[Start of EXERCISE INPUTS]

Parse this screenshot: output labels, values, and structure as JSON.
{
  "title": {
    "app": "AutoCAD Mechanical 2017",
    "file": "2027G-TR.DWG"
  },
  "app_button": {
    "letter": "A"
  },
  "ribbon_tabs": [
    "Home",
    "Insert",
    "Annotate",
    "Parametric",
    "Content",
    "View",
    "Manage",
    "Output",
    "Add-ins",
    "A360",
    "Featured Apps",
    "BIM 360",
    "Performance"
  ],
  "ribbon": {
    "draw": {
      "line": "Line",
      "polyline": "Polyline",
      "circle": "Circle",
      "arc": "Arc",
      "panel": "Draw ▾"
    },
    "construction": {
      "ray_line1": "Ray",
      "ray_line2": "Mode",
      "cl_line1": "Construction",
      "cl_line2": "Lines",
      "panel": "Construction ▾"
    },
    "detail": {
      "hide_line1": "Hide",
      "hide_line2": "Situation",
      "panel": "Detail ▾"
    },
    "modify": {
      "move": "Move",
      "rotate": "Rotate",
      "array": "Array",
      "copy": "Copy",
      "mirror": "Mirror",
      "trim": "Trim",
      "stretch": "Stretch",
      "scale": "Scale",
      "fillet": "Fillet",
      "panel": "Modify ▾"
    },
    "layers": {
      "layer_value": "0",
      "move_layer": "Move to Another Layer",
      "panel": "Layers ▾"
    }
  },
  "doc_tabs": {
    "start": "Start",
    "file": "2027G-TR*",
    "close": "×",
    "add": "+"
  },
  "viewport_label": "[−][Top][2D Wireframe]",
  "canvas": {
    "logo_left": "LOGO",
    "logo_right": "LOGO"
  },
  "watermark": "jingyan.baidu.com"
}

[End of EXERCISE INPUTS]

▶ _AIM_:
Track down every line with the word "Move" and copy it.

▶ _FINISHED ANSWER_:
      "move": "Move",
      "move_layer": "Move to Another Layer",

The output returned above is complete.